━━━━━ ROWS ━━━━━

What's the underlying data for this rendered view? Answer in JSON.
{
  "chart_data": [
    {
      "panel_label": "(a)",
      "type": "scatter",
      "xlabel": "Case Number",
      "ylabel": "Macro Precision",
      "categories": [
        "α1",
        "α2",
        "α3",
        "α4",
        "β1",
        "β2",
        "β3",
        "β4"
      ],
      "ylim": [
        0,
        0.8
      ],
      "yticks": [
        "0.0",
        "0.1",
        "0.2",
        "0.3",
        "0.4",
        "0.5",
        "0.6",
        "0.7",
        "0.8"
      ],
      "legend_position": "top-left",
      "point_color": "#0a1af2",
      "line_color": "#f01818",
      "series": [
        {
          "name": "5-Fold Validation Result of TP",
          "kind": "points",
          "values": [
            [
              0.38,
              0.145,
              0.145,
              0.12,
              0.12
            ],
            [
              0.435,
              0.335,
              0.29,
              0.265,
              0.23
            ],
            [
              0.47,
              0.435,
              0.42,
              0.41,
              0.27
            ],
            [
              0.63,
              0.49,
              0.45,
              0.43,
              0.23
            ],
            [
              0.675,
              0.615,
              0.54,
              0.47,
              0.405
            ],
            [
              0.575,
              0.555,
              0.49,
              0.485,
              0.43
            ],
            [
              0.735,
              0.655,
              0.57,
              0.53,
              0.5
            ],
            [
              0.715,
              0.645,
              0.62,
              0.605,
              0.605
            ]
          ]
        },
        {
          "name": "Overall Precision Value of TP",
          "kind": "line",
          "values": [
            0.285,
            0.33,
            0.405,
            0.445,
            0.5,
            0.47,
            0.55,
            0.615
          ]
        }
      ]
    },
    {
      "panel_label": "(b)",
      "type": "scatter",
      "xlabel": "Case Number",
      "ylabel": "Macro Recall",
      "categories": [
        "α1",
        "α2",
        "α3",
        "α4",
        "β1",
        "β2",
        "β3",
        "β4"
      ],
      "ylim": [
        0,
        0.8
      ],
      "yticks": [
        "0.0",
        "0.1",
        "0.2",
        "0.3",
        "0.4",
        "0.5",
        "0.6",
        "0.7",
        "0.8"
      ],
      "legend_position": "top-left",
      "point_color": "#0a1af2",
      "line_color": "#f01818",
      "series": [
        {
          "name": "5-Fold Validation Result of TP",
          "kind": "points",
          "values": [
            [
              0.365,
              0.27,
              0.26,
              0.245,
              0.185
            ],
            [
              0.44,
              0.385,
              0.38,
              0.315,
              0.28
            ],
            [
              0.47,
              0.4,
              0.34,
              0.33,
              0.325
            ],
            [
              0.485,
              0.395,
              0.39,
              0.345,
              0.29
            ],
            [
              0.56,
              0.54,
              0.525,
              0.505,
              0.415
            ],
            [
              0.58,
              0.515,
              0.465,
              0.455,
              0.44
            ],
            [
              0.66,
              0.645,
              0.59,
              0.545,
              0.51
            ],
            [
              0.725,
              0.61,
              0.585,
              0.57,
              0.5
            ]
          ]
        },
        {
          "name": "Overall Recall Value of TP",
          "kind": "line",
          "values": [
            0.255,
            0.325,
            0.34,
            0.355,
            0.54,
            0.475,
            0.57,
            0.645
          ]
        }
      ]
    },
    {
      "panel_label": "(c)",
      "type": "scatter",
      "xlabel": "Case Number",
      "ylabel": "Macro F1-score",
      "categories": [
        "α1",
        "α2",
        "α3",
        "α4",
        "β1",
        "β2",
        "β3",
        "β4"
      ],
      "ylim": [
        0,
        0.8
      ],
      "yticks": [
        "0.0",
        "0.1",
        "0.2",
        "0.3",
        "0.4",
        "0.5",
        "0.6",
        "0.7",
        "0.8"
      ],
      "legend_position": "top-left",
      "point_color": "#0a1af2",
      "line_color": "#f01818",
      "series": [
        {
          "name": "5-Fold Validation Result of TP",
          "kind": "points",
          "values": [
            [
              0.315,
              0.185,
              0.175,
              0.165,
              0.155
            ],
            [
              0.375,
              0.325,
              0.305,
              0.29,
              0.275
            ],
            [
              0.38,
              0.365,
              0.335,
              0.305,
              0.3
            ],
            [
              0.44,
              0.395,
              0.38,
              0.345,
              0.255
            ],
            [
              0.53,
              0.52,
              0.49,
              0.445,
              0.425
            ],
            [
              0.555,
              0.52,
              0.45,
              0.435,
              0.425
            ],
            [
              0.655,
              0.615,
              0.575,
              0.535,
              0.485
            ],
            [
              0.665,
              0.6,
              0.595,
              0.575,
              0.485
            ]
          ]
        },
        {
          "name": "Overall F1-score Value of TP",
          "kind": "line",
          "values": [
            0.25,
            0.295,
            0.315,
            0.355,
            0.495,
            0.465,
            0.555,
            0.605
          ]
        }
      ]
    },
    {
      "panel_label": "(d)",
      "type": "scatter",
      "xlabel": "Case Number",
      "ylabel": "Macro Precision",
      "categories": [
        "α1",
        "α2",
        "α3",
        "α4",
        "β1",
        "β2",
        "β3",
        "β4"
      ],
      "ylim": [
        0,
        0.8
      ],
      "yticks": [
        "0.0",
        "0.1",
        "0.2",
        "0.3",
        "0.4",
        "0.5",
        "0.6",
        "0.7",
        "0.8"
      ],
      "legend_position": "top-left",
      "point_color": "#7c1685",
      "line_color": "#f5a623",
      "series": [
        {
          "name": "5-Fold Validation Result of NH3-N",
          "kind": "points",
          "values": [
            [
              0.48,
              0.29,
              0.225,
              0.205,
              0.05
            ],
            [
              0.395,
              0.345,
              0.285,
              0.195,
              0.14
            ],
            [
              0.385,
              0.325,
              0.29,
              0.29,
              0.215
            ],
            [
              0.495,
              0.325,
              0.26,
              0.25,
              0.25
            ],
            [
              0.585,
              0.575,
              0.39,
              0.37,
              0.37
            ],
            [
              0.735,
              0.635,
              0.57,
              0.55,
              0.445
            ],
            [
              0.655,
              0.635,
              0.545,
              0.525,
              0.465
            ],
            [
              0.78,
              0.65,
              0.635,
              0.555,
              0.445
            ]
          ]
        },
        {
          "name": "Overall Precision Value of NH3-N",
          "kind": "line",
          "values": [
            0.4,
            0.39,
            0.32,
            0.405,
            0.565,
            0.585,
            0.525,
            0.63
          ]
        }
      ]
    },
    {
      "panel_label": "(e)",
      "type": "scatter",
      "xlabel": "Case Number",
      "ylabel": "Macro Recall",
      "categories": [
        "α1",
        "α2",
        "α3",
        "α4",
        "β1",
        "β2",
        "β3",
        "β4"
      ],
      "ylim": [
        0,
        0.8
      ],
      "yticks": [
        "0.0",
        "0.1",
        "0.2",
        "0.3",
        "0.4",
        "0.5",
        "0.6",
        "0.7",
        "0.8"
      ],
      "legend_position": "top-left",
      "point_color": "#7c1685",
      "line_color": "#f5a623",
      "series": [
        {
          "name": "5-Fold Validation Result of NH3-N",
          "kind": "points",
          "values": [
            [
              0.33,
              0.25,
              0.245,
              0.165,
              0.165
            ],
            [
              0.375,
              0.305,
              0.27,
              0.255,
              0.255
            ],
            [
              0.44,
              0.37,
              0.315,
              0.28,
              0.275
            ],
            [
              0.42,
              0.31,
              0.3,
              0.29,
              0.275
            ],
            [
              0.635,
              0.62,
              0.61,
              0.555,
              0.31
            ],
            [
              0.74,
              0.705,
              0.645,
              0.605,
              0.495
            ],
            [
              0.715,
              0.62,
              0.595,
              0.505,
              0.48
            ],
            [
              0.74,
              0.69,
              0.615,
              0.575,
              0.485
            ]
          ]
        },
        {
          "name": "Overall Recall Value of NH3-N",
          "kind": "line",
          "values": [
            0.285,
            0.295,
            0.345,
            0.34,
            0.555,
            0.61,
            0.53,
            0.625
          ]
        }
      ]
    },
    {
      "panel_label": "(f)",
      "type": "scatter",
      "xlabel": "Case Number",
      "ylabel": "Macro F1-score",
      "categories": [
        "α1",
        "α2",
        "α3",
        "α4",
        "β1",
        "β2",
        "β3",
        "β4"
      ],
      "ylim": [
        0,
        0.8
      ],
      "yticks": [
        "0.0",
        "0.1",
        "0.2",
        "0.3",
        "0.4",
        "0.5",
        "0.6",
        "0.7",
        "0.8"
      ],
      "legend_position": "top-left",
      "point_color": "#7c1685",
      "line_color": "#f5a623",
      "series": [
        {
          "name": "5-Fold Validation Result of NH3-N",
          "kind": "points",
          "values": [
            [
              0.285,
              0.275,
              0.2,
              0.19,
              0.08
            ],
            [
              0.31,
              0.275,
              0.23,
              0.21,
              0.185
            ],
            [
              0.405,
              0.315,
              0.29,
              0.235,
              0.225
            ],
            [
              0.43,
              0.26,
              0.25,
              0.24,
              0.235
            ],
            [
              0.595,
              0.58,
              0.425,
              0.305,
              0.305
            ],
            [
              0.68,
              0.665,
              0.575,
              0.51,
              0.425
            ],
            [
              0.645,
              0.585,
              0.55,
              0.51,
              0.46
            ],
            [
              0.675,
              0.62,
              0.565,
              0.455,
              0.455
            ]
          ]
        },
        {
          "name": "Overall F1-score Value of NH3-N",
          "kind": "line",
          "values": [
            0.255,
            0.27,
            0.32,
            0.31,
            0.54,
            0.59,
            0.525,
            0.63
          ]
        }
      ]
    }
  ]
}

━━━━━
━━━━━ ROWS ━━━━━

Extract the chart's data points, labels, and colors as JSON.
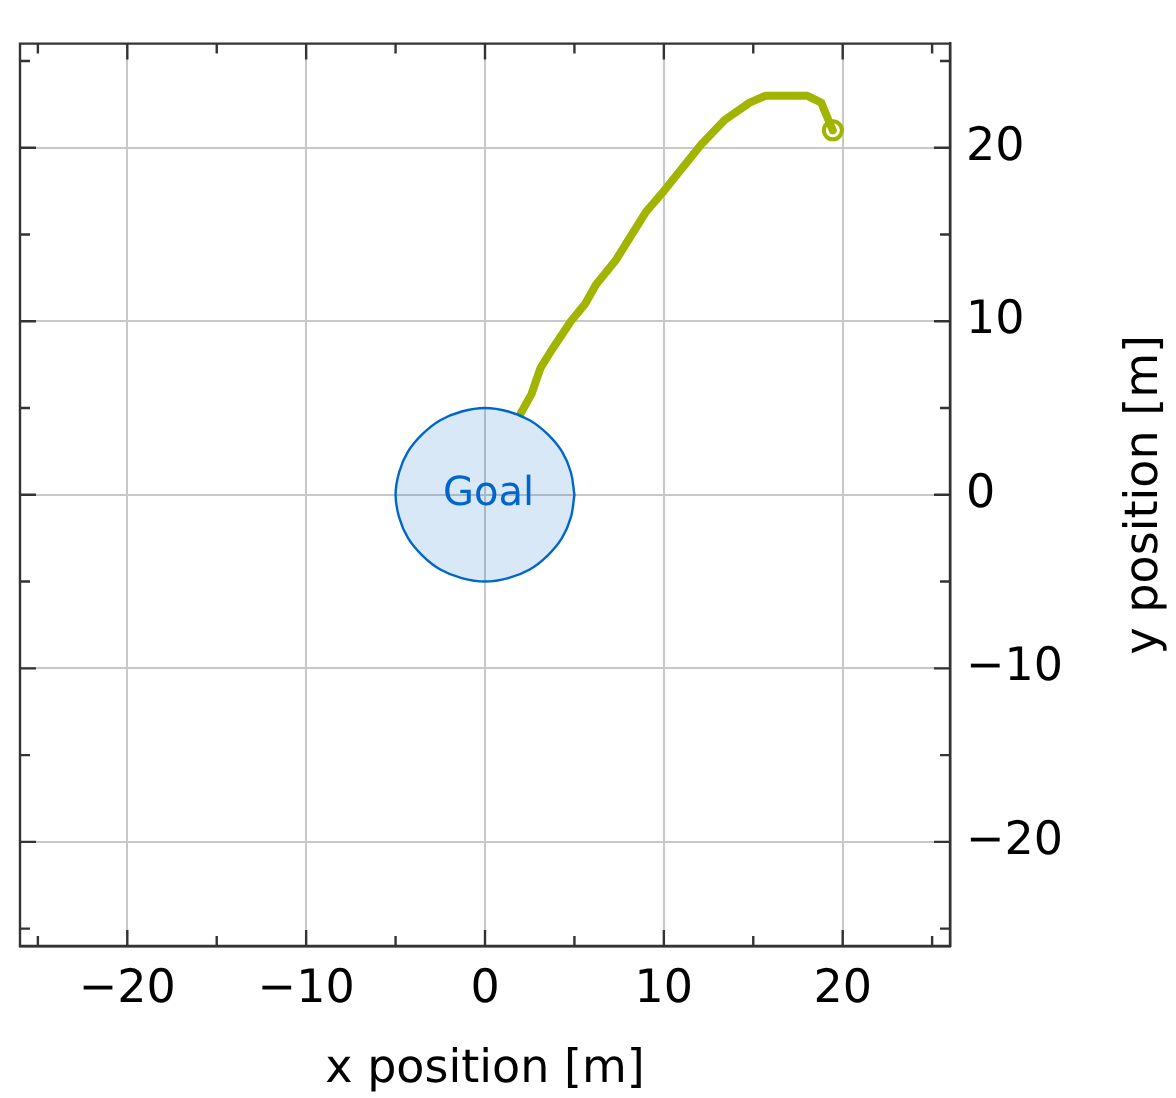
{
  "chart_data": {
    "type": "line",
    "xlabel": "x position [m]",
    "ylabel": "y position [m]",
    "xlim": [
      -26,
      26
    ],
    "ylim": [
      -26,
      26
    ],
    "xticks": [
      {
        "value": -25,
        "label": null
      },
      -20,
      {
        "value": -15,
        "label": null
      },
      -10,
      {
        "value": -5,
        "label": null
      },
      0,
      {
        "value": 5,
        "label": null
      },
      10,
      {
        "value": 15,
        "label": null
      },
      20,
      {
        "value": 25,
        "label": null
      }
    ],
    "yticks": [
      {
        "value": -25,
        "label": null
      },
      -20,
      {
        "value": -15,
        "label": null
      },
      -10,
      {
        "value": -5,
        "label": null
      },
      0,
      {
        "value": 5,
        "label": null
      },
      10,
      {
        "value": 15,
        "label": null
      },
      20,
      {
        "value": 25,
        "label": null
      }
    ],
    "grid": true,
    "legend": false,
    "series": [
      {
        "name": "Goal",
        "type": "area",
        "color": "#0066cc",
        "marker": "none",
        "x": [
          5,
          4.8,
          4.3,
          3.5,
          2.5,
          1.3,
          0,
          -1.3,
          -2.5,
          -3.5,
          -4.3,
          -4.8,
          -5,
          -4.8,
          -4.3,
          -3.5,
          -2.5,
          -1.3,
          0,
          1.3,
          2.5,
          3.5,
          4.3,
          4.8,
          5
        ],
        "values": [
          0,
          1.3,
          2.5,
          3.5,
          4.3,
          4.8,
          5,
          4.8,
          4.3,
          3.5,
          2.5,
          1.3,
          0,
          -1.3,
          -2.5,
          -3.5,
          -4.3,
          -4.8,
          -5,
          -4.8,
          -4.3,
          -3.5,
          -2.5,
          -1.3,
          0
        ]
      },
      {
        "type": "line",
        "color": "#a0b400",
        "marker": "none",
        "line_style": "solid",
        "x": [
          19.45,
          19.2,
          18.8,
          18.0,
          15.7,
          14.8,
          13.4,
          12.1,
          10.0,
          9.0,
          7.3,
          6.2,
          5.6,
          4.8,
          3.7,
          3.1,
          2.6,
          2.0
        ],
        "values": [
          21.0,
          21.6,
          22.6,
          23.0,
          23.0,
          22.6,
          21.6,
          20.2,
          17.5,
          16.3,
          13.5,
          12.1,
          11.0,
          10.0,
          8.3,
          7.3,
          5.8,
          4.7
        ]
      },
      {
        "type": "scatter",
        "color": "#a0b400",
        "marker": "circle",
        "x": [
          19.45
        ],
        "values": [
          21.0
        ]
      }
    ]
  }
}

━━━━━
━━━━━ ROWS ━━━━━

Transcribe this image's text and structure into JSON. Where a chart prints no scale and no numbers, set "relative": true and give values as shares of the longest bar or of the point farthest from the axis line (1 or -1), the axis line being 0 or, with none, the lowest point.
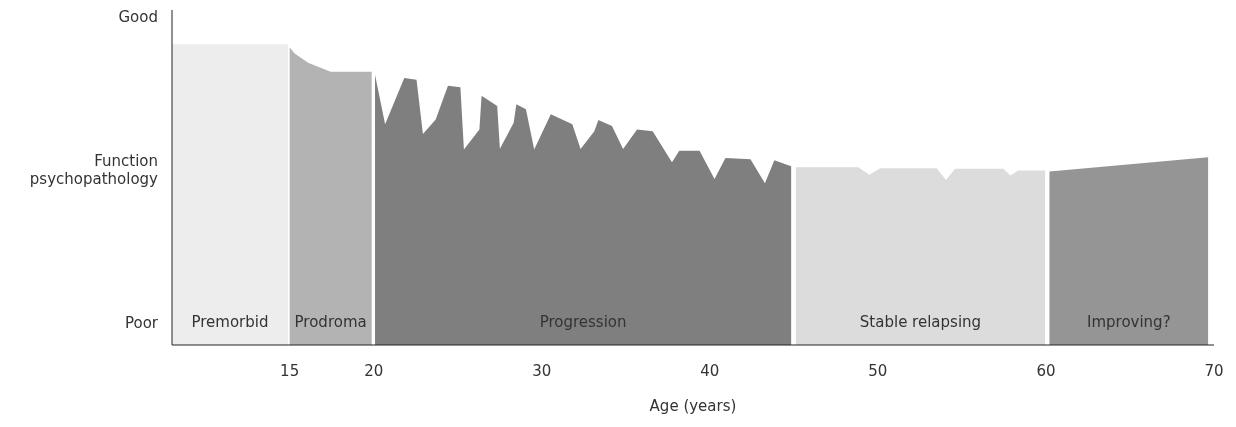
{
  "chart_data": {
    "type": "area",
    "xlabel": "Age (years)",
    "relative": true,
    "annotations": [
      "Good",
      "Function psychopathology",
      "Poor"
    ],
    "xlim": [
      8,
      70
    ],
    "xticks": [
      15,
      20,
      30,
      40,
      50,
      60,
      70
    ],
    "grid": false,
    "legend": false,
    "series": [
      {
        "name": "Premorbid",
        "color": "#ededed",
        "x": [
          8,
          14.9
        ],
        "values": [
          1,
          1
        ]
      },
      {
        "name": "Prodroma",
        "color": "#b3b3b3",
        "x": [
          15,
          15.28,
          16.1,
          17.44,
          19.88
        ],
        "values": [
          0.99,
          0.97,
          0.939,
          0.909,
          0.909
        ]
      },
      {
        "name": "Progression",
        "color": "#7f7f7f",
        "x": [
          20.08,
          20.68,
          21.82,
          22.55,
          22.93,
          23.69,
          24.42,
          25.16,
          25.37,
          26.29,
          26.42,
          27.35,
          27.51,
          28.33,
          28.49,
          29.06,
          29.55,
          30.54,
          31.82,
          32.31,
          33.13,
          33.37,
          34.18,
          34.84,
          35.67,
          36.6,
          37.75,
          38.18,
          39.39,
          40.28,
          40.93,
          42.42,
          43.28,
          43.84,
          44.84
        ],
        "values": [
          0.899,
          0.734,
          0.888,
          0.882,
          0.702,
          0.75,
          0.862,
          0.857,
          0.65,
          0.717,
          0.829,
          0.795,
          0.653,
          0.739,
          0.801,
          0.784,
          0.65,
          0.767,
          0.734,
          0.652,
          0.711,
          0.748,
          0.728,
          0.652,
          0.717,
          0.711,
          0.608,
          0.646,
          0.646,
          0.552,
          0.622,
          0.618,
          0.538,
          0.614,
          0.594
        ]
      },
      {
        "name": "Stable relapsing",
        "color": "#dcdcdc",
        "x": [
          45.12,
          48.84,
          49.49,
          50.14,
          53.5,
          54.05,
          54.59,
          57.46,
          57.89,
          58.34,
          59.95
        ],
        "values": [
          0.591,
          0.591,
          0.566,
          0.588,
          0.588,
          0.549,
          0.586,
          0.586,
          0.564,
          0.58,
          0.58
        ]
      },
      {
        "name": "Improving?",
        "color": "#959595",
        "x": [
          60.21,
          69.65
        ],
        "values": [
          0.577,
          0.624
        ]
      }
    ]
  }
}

━━━━━

THE EXERCISE – From the listing above, collect every line that mentions the word "this".

EXERCISE ANSWER –
What's the underlying data for this rendered view? Answer in JSON.
Transcribe this image's text and structure into JSON. Where a chart prints no scale and no numbers, set "relative": true and give values as shares of the longest bar or of the point farthest from the axis line (1 or -1), the axis line being 0 or, with none, the lowest point.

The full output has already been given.